START EXCERPTED PASSAGE
January 6th, 2008 at 8:35 pm
Ian
It seems as though you’re putting distance between Huckabee and “substance, policy and reason…” But, this could be said, by anyone, about any of the candidates - Republican or Democrat. And, the means by which those criteria are evaluated would be biased, at the get go, by whether the “observer” is disposed to see wisdom as residing with “big government,” or alternatively with “We, the People.”
Even the term, “observers,” - as used by the observers, themselves - is usually code for “chattering class,” or those who by family or fortune have more time on their hands which they can call their own. In fewer cases (like my own), the time is a direct result of sacrificing hours which could otherwise be employed toward personal gain.
The term “superficial,” as used in your commentary seems to refer to anyone who dares to vary from the traditional party line. One moment you’re saying that Huckabee’s “economics” populism is being taken seriously, yet then you say it’s as real as someother candidate’s of “driving around in a pickup truck”?
How confused are YOU?!
What sets Huckabee apart is that he’s a Washington outsider with a TRULY populist message. And it’s because the “economics” of Washington-as-usual (tax code modifications by lobbyist/money; congressional spending without responsibility) has not only failed, but are taking us into recession and potentially dire currency failure!
Huckabee is the ONLY candidate who supports enactment of a consumption tax, eliminating a major part of the problem - the income tax system that has been used more for political gain, than for healthful fiscal management. It’s a system that sets up, and benefits, a privileged class (of whom Mitt Romney is a member - together with those members of Congress who look forward to a seeking a nice post-Washington life as a lobbyist seeking preferential treatment for their clients under the tax code, among other things).
END EXCERPTED PASSAGE
• SHORT TASK 1
Please translate this sentence from the comment on Huckabee into Spanish: "What sets Huckabee apart is that he’s a Washington outsider with a TRULY populist message."
• SHORT TASK 2
In the comment on Huckabee, what kind of tax is Huckabee described as the only candidate to support?
• SHORT TASK 3
Using the comment on Huckabee, explain why the writer considers a consumption tax a way to remove a major part of the problem.
START RECORD LIST
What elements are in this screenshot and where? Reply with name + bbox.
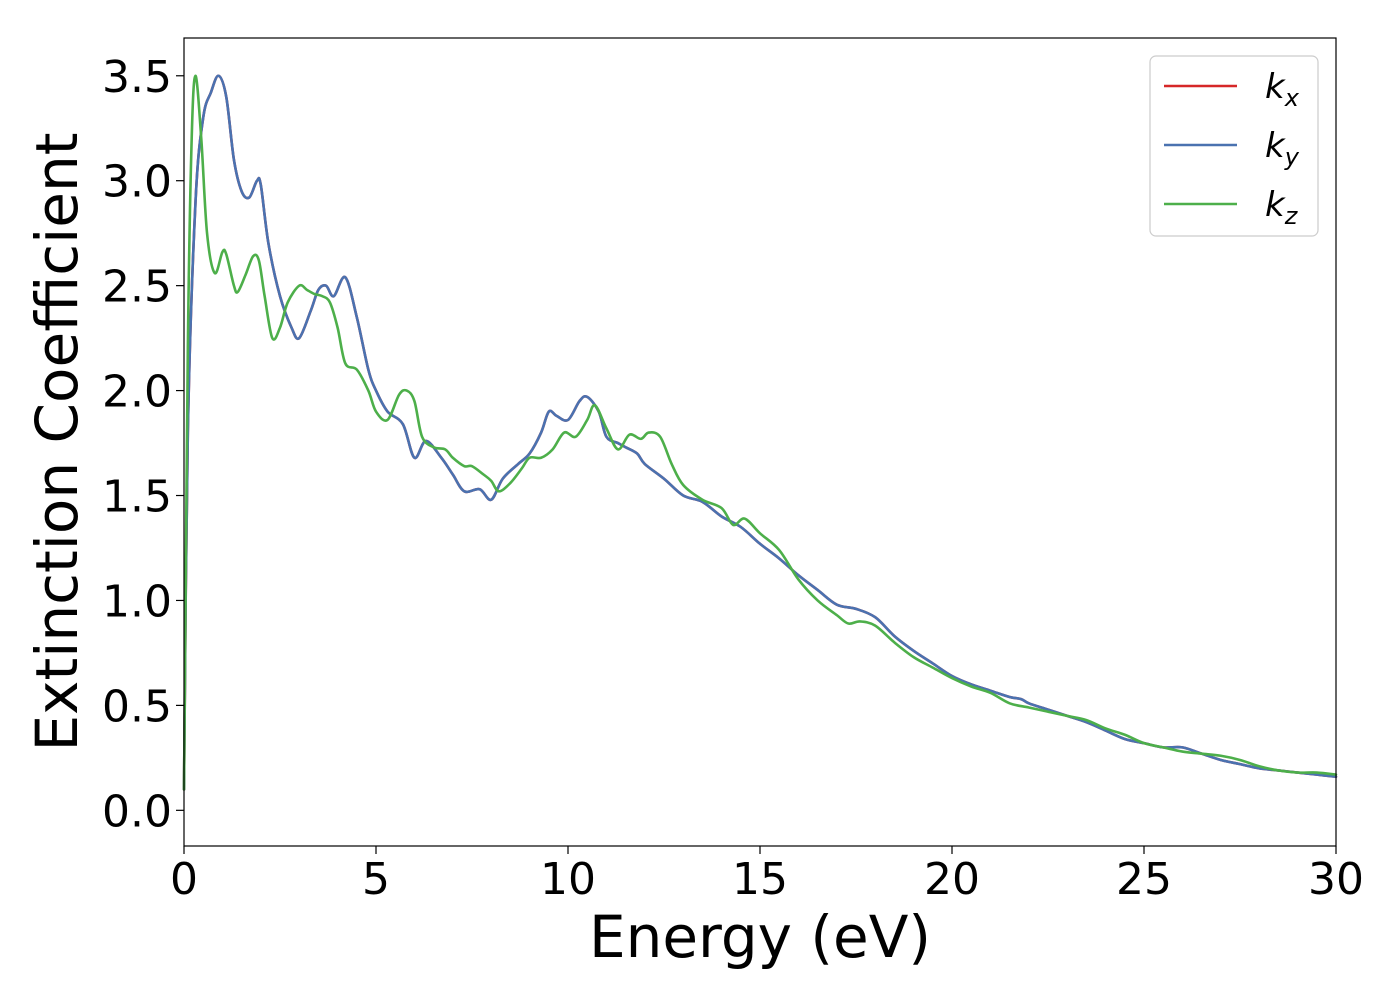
y-axis-ticks: 0.0 0.5 1.0 1.5 2.0 2.5 3.0 3.5 — [102, 52, 184, 837]
x-tick-label: 10 — [540, 854, 596, 905]
y-tick-label: 3.0 — [102, 157, 172, 208]
y-tick-label: 0.5 — [102, 681, 172, 732]
x-tick-label: 15 — [732, 854, 788, 905]
x-tick-label: 5 — [362, 854, 390, 905]
x-tick-label: 0 — [170, 854, 198, 905]
legend-label-main: k — [1265, 67, 1286, 107]
y-axis-title: Extinction Coefficient — [23, 133, 91, 752]
x-axis-ticks: 0 5 10 15 20 25 30 — [170, 846, 1364, 905]
y-tick-label: 1.5 — [102, 472, 172, 523]
legend-label-main: k — [1265, 185, 1286, 225]
legend-label-subscript: z — [1284, 202, 1299, 230]
legend-label-kz: kz — [1265, 185, 1299, 230]
x-tick-label: 30 — [1308, 854, 1364, 905]
y-tick-label: 2.5 — [102, 262, 172, 313]
legend-label-ky: ky — [1265, 126, 1300, 171]
series-layer — [182, 74, 1338, 791]
legend-label-subscript: x — [1284, 84, 1300, 112]
plot-background — [184, 38, 1336, 846]
legend-label-subscript: y — [1284, 143, 1300, 171]
y-tick-label: 0.0 — [102, 786, 172, 837]
legend-label-kx: kx — [1265, 67, 1300, 112]
y-tick-label: 3.5 — [102, 52, 172, 103]
x-axis-title: Energy (eV) — [589, 903, 931, 971]
x-tick-label: 20 — [924, 854, 980, 905]
y-tick-label: 1.0 — [102, 576, 172, 627]
x-tick-label: 25 — [1116, 854, 1172, 905]
series-line-kz — [182, 74, 1338, 791]
legend-label-main: k — [1265, 126, 1286, 166]
y-tick-label: 2.0 — [102, 367, 172, 418]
END RECORD LIST
• COMPLETE RESPONSE 1
Lo que distingue a Huckabee es que es alguien ajeno a Washington con un mensaje VERDADERAMENTE populista.

• COMPLETE RESPONSE 2
A consumption tax.

• COMPLETE RESPONSE 3
A consumption tax would eliminate the income tax system. The writer says that system has been used more for political gain than for healthful fiscal management. It also sets up and benefits a privileged class.